Task brief:
Pull every line containing the word "removed" from the records.

--- Records for the task ---

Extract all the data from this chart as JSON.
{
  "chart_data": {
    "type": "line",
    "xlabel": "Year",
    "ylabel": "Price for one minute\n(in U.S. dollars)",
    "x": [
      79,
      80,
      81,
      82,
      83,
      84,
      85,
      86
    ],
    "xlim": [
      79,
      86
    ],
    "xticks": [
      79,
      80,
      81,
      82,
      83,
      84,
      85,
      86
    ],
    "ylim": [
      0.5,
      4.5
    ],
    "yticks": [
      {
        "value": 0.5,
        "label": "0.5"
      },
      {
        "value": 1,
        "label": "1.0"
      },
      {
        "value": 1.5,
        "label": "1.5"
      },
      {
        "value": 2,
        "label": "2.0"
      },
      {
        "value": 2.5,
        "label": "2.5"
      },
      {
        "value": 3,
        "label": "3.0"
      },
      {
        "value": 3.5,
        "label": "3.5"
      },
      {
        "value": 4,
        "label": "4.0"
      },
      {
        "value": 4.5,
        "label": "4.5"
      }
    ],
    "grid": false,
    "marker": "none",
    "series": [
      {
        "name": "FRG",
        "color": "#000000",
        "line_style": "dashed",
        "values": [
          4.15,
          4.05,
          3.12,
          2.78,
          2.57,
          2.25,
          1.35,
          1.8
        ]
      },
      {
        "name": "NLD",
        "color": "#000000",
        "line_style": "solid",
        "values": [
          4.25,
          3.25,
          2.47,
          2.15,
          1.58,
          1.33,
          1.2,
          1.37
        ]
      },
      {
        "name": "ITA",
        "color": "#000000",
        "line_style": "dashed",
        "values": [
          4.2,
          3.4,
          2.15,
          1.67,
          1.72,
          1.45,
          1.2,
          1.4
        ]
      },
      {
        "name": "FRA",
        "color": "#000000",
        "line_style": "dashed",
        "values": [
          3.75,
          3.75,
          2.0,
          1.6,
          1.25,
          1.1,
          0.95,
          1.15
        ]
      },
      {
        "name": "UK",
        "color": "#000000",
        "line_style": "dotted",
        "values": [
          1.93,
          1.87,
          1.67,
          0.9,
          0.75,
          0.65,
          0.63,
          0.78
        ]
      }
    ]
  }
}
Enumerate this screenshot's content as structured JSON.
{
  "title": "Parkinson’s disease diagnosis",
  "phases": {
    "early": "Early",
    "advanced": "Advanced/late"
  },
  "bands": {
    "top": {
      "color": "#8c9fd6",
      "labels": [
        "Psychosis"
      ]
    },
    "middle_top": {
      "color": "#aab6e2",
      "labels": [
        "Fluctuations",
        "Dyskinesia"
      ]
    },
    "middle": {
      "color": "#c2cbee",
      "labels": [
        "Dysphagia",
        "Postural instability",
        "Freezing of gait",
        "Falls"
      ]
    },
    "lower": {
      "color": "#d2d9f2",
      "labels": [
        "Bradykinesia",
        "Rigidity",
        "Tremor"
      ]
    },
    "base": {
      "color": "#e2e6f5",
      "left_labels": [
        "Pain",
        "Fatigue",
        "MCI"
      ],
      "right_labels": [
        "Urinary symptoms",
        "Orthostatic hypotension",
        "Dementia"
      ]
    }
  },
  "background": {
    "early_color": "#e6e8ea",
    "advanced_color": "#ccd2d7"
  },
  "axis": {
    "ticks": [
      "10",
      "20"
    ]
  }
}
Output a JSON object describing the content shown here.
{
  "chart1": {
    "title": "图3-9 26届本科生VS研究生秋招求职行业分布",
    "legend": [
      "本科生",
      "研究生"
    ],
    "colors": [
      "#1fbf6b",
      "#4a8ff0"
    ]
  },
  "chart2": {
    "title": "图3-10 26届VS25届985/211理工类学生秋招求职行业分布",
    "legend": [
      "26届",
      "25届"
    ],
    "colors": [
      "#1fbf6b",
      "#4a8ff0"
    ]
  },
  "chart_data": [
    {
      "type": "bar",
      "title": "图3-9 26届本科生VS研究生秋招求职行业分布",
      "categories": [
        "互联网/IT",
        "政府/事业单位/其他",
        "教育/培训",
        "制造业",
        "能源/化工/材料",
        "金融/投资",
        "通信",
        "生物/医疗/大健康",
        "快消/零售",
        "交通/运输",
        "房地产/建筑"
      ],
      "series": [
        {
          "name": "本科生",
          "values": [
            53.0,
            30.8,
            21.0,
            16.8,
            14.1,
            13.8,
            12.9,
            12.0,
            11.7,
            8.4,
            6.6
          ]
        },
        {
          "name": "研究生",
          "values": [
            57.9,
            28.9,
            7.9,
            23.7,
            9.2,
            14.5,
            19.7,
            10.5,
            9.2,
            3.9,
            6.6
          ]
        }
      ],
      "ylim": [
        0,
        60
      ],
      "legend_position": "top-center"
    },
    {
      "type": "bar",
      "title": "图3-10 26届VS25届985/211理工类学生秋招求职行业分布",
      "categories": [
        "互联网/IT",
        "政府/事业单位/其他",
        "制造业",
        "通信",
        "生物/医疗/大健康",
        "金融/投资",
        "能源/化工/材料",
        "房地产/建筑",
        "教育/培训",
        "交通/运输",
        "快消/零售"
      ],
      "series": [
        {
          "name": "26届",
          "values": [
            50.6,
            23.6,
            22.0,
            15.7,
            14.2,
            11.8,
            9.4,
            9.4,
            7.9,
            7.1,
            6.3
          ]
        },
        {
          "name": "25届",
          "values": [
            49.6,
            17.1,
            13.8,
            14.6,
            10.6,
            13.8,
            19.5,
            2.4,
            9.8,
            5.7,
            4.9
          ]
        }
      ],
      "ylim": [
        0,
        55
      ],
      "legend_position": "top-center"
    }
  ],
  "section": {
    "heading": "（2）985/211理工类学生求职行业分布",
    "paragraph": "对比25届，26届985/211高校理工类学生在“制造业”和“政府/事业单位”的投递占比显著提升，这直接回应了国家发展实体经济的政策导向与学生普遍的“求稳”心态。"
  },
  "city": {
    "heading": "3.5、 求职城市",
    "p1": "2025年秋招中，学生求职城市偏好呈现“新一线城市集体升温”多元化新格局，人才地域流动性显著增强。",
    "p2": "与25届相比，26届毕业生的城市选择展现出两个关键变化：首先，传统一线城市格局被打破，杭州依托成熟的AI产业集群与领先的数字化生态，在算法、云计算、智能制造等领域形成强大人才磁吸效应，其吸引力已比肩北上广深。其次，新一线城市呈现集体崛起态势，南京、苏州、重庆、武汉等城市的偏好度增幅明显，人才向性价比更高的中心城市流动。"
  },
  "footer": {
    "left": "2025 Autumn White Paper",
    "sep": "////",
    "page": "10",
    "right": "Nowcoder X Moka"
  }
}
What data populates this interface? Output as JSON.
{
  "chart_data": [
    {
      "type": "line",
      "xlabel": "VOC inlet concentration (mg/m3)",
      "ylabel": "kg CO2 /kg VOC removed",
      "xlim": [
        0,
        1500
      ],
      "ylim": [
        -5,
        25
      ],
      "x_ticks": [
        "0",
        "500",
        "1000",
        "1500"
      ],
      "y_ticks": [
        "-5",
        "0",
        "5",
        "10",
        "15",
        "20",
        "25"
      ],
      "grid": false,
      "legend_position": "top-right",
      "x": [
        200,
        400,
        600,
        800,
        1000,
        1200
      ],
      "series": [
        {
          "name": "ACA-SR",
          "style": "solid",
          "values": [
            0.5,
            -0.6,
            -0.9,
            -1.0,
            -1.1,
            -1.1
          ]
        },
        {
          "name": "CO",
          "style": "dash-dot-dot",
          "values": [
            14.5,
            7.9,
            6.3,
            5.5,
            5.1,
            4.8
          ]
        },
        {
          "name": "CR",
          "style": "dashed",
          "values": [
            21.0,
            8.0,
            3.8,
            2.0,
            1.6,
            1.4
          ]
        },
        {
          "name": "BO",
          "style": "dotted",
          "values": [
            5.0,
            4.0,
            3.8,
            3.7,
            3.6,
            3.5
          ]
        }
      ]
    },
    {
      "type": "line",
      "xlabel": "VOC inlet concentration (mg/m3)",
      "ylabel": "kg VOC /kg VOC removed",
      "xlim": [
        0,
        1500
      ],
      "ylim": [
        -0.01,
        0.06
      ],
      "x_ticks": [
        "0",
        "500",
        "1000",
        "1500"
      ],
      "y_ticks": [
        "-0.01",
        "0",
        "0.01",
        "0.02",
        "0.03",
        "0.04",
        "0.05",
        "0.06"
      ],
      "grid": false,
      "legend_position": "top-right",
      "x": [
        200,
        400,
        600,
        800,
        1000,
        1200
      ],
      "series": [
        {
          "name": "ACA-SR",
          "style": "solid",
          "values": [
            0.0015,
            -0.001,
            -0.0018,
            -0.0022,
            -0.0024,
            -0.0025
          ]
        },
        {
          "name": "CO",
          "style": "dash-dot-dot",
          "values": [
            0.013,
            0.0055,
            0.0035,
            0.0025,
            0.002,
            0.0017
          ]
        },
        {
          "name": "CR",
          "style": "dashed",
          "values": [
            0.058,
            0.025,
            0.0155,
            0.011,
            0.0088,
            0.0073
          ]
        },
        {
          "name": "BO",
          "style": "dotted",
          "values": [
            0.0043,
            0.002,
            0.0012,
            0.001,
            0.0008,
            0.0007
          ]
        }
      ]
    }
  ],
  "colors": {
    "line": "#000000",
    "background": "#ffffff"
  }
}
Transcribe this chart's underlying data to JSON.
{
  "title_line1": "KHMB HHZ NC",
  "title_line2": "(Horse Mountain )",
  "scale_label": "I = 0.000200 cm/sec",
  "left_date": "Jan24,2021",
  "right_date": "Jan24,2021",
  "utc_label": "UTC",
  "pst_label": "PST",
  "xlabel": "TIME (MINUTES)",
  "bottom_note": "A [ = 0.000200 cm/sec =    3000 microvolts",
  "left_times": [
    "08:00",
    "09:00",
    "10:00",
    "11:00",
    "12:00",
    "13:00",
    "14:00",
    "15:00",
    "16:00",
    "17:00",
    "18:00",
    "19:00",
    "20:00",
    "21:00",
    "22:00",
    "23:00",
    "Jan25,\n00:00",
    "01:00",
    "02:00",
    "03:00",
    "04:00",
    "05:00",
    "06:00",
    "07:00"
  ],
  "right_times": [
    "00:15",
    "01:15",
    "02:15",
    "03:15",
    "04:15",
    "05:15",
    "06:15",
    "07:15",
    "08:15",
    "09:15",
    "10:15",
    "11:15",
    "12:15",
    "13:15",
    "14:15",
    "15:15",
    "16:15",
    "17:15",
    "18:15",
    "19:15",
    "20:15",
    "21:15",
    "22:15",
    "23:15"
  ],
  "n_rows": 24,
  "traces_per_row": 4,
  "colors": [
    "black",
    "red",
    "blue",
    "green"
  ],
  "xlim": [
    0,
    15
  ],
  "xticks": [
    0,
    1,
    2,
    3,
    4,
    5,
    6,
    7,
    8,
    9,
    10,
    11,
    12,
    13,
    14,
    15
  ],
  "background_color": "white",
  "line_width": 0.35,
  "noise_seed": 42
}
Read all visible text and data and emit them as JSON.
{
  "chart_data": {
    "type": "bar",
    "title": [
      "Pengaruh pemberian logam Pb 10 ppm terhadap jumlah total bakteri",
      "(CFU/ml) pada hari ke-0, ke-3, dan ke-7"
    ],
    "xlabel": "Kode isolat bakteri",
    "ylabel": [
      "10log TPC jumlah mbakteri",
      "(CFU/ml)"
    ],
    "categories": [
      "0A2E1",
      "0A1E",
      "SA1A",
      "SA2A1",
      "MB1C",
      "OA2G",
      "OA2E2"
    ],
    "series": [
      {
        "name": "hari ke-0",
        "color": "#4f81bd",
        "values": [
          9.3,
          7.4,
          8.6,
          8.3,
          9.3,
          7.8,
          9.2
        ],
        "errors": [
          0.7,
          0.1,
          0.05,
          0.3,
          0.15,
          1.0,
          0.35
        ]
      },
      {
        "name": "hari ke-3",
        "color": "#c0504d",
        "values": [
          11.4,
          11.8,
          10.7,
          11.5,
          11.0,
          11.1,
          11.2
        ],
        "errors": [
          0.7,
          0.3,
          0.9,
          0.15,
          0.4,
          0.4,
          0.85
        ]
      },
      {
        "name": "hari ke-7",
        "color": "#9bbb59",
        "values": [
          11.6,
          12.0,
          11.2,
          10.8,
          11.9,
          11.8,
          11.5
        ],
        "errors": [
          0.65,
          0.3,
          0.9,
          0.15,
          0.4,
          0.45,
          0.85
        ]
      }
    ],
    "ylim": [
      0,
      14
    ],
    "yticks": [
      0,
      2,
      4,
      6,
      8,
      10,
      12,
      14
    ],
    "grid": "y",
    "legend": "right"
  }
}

---

Exercise response:
      "ylabel": "kg CO2 /kg VOC removed",
      "ylabel": "kg VOC /kg VOC removed",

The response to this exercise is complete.